[Collected data entries]
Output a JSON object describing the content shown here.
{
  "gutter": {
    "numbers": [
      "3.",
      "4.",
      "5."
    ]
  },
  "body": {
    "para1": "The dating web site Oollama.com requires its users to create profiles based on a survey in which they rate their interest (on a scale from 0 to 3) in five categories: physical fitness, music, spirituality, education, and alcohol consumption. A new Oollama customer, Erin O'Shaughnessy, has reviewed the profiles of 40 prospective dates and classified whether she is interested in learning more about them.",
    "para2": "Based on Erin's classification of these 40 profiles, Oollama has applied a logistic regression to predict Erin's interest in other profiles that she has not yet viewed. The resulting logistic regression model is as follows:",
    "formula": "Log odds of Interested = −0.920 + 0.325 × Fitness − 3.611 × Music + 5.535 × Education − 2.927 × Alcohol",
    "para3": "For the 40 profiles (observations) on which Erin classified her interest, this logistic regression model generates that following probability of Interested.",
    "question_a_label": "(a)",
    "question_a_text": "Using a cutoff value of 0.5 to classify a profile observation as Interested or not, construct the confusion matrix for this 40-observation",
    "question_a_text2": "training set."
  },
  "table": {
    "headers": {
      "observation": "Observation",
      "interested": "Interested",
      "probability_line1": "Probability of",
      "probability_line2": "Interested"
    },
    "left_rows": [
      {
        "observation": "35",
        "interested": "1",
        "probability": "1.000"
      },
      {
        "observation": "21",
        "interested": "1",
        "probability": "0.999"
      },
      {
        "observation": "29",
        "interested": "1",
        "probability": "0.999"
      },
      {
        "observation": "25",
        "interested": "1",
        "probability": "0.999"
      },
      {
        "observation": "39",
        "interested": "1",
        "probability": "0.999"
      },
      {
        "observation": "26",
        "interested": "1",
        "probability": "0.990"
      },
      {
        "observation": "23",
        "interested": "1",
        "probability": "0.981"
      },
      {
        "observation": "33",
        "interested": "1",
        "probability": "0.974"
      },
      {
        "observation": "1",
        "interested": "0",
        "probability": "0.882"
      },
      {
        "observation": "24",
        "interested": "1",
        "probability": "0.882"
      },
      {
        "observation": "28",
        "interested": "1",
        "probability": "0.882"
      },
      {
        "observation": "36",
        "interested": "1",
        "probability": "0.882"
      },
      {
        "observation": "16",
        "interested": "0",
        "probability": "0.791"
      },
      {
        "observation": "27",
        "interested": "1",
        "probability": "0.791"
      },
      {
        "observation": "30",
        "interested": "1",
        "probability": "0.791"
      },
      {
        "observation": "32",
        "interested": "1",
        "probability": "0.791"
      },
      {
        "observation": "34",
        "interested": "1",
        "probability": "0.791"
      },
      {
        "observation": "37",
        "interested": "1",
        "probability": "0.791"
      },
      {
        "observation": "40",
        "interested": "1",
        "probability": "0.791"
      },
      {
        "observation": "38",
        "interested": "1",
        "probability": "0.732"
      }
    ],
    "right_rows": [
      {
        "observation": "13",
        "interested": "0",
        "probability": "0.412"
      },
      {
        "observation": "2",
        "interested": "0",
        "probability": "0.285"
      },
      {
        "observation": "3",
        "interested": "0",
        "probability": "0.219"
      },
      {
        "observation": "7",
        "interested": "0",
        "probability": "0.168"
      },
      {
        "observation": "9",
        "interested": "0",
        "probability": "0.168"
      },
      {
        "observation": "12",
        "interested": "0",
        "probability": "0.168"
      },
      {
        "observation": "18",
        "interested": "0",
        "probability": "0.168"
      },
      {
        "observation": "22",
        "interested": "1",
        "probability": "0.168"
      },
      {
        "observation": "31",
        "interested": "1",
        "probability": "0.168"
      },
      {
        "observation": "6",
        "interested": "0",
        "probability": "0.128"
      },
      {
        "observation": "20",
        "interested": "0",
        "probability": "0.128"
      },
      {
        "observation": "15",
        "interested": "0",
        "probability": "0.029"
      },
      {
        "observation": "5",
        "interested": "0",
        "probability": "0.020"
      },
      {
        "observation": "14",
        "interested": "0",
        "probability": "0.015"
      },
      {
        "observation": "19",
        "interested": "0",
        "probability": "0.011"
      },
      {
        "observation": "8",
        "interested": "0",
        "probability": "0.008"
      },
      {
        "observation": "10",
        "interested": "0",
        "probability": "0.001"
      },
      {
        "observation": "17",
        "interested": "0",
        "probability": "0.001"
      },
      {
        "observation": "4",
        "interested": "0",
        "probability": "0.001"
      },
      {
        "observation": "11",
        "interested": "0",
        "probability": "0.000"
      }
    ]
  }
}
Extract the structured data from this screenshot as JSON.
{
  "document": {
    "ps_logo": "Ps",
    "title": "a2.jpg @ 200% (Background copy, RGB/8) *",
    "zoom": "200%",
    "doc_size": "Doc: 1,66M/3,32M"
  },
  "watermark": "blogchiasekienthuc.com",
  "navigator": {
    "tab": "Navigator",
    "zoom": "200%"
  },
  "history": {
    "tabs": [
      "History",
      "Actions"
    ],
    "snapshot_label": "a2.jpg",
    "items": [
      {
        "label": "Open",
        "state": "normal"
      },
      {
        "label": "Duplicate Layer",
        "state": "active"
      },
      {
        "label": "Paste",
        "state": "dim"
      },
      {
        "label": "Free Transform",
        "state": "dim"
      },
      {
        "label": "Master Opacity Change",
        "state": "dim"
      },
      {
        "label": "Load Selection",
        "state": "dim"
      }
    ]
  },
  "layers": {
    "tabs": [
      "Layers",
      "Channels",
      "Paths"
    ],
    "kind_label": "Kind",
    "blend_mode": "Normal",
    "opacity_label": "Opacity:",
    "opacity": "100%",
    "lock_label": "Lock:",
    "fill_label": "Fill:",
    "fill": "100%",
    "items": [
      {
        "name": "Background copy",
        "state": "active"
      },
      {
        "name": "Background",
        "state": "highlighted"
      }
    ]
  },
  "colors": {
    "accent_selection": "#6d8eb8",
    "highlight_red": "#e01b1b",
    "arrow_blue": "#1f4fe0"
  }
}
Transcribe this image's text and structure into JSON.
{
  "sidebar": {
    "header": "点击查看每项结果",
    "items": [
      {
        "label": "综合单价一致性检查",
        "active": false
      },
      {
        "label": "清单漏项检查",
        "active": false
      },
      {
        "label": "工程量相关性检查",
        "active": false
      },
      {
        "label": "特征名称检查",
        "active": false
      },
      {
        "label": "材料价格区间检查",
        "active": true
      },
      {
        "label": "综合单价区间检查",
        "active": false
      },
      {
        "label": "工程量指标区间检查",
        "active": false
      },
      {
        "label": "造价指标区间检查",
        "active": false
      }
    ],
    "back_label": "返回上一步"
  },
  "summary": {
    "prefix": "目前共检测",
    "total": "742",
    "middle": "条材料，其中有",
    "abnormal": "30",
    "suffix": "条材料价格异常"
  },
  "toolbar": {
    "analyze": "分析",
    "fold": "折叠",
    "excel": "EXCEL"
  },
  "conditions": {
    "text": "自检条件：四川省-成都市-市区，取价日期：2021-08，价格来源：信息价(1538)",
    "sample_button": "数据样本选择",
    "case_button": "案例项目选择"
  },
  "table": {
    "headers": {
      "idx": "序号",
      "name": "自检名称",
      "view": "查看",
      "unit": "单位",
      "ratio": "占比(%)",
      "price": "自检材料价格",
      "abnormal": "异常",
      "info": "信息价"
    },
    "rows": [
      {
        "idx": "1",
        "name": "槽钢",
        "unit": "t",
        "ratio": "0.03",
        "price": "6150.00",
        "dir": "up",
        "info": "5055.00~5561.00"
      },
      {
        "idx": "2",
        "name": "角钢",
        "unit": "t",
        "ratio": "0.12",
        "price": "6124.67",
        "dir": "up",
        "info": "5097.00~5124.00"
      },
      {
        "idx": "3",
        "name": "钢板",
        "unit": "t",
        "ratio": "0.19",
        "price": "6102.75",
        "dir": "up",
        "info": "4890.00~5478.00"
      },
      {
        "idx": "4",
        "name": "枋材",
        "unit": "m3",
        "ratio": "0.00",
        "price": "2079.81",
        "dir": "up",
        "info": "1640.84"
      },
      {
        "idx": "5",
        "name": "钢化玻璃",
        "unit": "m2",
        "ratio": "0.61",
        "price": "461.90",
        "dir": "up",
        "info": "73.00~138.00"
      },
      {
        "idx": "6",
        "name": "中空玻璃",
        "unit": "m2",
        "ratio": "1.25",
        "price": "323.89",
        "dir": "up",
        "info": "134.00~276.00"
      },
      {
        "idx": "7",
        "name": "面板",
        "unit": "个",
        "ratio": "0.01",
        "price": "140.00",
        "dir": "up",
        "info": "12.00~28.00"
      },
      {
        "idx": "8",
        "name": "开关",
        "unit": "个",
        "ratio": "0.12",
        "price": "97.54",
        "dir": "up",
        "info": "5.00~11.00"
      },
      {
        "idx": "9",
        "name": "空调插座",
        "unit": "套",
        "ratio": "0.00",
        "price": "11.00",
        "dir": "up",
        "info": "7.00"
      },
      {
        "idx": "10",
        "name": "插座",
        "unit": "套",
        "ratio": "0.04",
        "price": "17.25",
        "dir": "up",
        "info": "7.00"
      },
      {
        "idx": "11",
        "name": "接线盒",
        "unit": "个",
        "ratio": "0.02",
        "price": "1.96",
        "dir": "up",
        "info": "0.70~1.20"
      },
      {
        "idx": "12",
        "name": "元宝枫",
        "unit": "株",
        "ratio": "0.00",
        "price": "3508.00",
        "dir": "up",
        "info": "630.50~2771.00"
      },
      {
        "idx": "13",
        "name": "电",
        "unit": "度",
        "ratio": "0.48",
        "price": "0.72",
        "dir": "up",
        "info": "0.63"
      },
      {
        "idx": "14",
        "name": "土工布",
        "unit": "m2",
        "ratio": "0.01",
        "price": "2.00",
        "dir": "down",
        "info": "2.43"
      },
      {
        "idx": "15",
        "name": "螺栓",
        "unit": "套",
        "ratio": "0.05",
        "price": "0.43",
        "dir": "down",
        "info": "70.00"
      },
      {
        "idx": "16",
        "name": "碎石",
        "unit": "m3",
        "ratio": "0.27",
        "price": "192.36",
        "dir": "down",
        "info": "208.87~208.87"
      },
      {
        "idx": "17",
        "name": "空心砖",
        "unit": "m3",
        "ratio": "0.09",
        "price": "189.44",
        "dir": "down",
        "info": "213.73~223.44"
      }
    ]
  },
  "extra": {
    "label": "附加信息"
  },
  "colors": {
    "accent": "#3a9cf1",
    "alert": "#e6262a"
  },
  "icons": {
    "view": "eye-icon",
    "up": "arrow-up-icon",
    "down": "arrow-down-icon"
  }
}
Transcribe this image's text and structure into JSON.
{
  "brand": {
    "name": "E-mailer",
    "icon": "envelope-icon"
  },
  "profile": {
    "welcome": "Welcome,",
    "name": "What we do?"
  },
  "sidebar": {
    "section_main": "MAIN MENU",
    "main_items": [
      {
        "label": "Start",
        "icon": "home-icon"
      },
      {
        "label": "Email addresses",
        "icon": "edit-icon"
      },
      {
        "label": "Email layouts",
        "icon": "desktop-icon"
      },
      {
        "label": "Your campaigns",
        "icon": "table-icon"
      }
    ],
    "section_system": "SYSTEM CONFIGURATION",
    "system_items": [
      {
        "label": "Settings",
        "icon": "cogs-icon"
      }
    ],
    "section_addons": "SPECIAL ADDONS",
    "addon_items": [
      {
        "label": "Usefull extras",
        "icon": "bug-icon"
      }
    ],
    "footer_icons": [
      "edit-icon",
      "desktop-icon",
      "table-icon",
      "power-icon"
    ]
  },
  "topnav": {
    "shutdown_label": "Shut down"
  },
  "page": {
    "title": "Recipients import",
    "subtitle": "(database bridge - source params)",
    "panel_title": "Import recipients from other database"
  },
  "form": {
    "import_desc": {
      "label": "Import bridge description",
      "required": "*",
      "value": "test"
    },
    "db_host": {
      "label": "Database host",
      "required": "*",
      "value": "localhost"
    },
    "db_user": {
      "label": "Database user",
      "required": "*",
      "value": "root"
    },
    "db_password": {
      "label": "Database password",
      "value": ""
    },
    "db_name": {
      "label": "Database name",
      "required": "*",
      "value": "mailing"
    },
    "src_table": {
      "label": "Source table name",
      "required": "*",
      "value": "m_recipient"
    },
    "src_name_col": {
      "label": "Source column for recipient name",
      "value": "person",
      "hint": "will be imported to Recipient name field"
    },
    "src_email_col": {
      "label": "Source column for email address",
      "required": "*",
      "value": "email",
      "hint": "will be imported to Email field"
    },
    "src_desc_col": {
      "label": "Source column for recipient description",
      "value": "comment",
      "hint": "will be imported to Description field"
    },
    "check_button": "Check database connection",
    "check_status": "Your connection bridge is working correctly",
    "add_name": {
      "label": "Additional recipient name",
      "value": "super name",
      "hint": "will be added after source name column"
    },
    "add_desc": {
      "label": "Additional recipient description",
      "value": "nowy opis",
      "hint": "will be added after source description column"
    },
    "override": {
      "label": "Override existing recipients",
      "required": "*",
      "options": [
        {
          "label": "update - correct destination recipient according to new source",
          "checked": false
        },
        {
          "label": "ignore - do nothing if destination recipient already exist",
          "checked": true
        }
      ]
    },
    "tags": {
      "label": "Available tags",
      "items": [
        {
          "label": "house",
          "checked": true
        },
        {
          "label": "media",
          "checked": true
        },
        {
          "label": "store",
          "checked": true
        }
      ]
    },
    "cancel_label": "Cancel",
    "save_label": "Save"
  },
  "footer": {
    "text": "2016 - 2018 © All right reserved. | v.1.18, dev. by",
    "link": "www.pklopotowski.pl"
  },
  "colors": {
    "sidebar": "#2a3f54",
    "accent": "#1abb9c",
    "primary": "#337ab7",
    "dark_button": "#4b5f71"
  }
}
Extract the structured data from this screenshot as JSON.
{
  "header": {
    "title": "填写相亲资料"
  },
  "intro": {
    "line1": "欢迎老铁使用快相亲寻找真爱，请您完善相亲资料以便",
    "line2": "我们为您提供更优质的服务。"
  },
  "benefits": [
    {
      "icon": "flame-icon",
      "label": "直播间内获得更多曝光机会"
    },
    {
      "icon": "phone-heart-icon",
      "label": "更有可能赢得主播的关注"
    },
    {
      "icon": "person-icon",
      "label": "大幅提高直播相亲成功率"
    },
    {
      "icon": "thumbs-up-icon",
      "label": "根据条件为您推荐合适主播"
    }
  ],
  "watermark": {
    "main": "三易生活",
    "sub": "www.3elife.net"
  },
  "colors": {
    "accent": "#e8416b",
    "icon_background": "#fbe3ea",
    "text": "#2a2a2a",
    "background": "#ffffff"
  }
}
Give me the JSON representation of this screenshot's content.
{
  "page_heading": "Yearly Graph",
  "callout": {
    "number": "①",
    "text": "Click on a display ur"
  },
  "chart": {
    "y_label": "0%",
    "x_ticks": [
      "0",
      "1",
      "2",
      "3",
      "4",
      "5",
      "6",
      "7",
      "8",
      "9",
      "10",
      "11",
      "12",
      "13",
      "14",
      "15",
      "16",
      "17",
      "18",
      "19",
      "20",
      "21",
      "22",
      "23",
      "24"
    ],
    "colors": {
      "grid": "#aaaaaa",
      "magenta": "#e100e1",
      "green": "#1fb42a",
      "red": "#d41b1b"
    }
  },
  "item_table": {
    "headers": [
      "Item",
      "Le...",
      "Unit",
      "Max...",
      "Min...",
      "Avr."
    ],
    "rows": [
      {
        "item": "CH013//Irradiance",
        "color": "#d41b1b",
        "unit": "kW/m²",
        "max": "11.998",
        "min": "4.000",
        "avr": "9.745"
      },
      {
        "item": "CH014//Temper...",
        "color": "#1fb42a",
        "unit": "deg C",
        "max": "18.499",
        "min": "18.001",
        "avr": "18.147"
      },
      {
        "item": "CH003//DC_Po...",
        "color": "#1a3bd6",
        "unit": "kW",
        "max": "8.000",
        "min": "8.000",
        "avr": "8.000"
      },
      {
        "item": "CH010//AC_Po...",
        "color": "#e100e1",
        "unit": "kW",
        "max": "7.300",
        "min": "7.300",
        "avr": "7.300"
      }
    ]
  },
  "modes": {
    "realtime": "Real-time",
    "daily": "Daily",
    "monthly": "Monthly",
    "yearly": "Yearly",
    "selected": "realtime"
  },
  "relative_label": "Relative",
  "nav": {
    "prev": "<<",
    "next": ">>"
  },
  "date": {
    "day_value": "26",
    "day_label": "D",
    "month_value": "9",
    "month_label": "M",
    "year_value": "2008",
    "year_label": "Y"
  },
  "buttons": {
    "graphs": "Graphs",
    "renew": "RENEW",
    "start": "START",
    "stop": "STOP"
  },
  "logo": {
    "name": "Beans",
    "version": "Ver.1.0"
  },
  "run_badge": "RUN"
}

(Aim of the exercise) From the line that contains "Give me the" to the last line of the material above, repeat every line exactly, keeping both the first and the last.

(Right answer)
Give me the JSON representation of this screenshot's content.
{
  "page_heading": "Yearly Graph",
  "callout": {
    "number": "①",
    "text": "Click on a display ur"
  },
  "chart": {
    "y_label": "0%",
    "x_ticks": [
      "0",
      "1",
      "2",
      "3",
      "4",
      "5",
      "6",
      "7",
      "8",
      "9",
      "10",
      "11",
      "12",
      "13",
      "14",
      "15",
      "16",
      "17",
      "18",
      "19",
      "20",
      "21",
      "22",
      "23",
      "24"
    ],
    "colors": {
      "grid": "#aaaaaa",
      "magenta": "#e100e1",
      "green": "#1fb42a",
      "red": "#d41b1b"
    }
  },
  "item_table": {
    "headers": [
      "Item",
      "Le...",
      "Unit",
      "Max...",
      "Min...",
      "Avr."
    ],
    "rows": [
      {
        "item": "CH013//Irradiance",
        "color": "#d41b1b",
        "unit": "kW/m²",
        "max": "11.998",
        "min": "4.000",
        "avr": "9.745"
      },
      {
        "item": "CH014//Temper...",
        "color": "#1fb42a",
        "unit": "deg C",
        "max": "18.499",
        "min": "18.001",
        "avr": "18.147"
      },
      {
        "item": "CH003//DC_Po...",
        "color": "#1a3bd6",
        "unit": "kW",
        "max": "8.000",
        "min": "8.000",
        "avr": "8.000"
      },
      {
        "item": "CH010//AC_Po...",
        "color": "#e100e1",
        "unit": "kW",
        "max": "7.300",
        "min": "7.300",
        "avr": "7.300"
      }
    ]
  },
  "modes": {
    "realtime": "Real-time",
    "daily": "Daily",
    "monthly": "Monthly",
    "yearly": "Yearly",
    "selected": "realtime"
  },
  "relative_label": "Relative",
  "nav": {
    "prev": "<<",
    "next": ">>"
  },
  "date": {
    "day_value": "26",
    "day_label": "D",
    "month_value": "9",
    "month_label": "M",
    "year_value": "2008",
    "year_label": "Y"
  },
  "buttons": {
    "graphs": "Graphs",
    "renew": "RENEW",
    "start": "START",
    "stop": "STOP"
  },
  "logo": {
    "name": "Beans",
    "version": "Ver.1.0"
  },
  "run_badge": "RUN"
}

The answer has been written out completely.